Tarefas solicitadas:
a - Responda, por favor, a estas perguntas com base no texto sobre a contenção do coronavírus:
(i) Em quais estabelecimentos, segundo os depoimentos, a entrada de migrantes africanos tem sido vetada?
(ii) Quantos casos e mortes a Grécia registra?
(iii) Quanto tempo depois da confirmação dos primeiros casos vieram as medidas nacionais de isolamento em Portugal?
b - Liste todos os países mencionados no texto sobre a contenção do coronavírus.

Texto para análise:
▽

E, na medida em que a China começa a vigiar para eliminar seus casos importados, migrantes africanos denunciam que têm se tornado alvos de suspeita, sendo submetidos a despejos forçados, quarentenas forçadas e testes compulsórios em massa em Guangdong, cidade do sul do país. Os depoimentos também dão conta de que sua entrada tem sido vetada em restaurantes, supermercados e hospitais.
BONS EXEMPLOS
Entre os países que conseguiram conter o coronavírus, pelo menos dois se destacam por serem menos ricos do que Alemanha, Coreia do Sul ou China. Vizinha da Espanha, Portugal tem hoje menos de 20 mil casos e cerca de 600 mortes. Segundo o governo, já atingiu o pico das infecções, e elas permanecem estáveis. Na Grécia, há cerca de dois mil casos e cem mortes.
O segredo de ambos foi o tempo da resposta para medidas de restrição de mobilidade. Na Grécia, o primeiro-ministro pediu um plano de resposta em janeiro; houve desde cedo controle nos aeroportos e medidas para informar a população. Duas semanas após a confirmação do primeiro caso, escolas e universidades foram fechadas. Logo após a primeira morte, foram fechados vários serviços, com cinemas, academias, clubes e restaurantes. Uma semana depois, veio o confinamento.
Também em Portugal, as medidas nacionais de isolamento vieram cerca de duas semanas após a confirmação dos primeiros casos. E a população aderiu em massa. Mas, apesar da situação aparentemente estável, o país não planeja começar a afrouxar o isolamento tão cedo. O entrave para isso é, como em toda parte, a carência de testes para avaliar se o surto voltar. E, com todo mundo em casa, é muito improvável que já haja imunidade de rebanho no país. Qualquer relaxamento sem acompanhamento pode trazer graves problemas.

△

Registros extraídos de um conjunto de dados:
▽

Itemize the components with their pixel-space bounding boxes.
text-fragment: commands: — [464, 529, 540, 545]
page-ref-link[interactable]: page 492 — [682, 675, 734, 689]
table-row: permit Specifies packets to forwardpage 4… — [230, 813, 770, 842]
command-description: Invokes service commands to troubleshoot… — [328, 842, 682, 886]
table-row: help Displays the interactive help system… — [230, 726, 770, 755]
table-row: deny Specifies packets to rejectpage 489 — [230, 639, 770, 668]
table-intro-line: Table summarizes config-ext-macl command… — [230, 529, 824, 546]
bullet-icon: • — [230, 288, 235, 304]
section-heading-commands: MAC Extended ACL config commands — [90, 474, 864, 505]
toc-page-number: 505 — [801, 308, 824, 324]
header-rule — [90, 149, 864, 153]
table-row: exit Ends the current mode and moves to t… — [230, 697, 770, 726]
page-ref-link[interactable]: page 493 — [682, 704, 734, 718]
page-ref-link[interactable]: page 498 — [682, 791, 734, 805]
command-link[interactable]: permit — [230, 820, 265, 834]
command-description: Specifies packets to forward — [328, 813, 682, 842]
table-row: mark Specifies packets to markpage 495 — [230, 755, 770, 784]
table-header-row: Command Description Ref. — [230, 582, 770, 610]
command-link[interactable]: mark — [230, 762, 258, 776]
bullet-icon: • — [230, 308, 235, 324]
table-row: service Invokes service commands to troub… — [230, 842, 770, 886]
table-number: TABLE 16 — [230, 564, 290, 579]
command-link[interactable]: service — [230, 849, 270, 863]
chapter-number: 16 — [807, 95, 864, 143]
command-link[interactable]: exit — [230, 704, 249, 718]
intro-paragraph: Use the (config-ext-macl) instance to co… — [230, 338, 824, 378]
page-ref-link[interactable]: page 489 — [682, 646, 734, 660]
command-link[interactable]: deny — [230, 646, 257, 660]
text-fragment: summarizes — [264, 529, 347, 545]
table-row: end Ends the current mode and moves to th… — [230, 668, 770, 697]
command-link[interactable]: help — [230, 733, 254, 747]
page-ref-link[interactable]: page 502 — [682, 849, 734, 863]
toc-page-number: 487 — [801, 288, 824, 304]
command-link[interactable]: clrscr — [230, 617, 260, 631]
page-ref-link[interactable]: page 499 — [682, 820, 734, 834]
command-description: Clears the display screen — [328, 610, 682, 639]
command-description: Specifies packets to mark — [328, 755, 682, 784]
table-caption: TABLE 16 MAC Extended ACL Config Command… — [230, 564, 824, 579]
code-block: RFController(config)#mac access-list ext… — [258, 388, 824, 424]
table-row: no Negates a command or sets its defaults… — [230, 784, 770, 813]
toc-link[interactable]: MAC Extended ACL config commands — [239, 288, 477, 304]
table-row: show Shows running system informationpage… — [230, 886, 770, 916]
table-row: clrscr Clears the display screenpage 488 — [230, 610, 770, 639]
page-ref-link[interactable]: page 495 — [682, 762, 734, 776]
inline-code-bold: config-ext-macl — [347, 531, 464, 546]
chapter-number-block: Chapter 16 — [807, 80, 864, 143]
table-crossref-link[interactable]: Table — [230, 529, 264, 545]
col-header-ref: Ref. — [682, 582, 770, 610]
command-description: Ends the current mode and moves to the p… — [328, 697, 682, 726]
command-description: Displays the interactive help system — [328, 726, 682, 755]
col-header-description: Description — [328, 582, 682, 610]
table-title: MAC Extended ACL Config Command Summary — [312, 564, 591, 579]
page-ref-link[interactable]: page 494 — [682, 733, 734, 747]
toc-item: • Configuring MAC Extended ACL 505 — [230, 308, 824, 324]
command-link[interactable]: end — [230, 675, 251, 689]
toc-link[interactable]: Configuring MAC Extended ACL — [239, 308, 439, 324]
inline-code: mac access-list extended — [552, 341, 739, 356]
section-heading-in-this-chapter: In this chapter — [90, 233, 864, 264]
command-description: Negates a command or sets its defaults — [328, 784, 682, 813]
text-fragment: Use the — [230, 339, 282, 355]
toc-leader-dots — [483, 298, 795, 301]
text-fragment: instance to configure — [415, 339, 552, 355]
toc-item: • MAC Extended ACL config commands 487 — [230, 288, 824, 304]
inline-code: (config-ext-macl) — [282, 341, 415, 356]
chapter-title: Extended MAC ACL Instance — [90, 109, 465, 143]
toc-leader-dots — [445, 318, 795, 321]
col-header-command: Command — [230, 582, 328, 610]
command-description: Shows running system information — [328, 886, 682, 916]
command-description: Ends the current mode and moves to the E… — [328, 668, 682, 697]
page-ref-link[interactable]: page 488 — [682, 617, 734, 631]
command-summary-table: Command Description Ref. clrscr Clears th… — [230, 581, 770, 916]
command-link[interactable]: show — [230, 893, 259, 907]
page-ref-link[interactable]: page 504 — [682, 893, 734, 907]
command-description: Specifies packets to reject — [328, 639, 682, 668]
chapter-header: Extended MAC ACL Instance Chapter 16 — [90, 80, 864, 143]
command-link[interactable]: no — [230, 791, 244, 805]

△

Respostas dadas:
a -
(i) Em restaurantes, supermercados e hospitais.
(ii) Cerca de dois mil casos e cem mortes.
(iii) Cerca de duas semanas.

b - China, Alemanha, Coreia do Sul, Espanha, Portugal, Grécia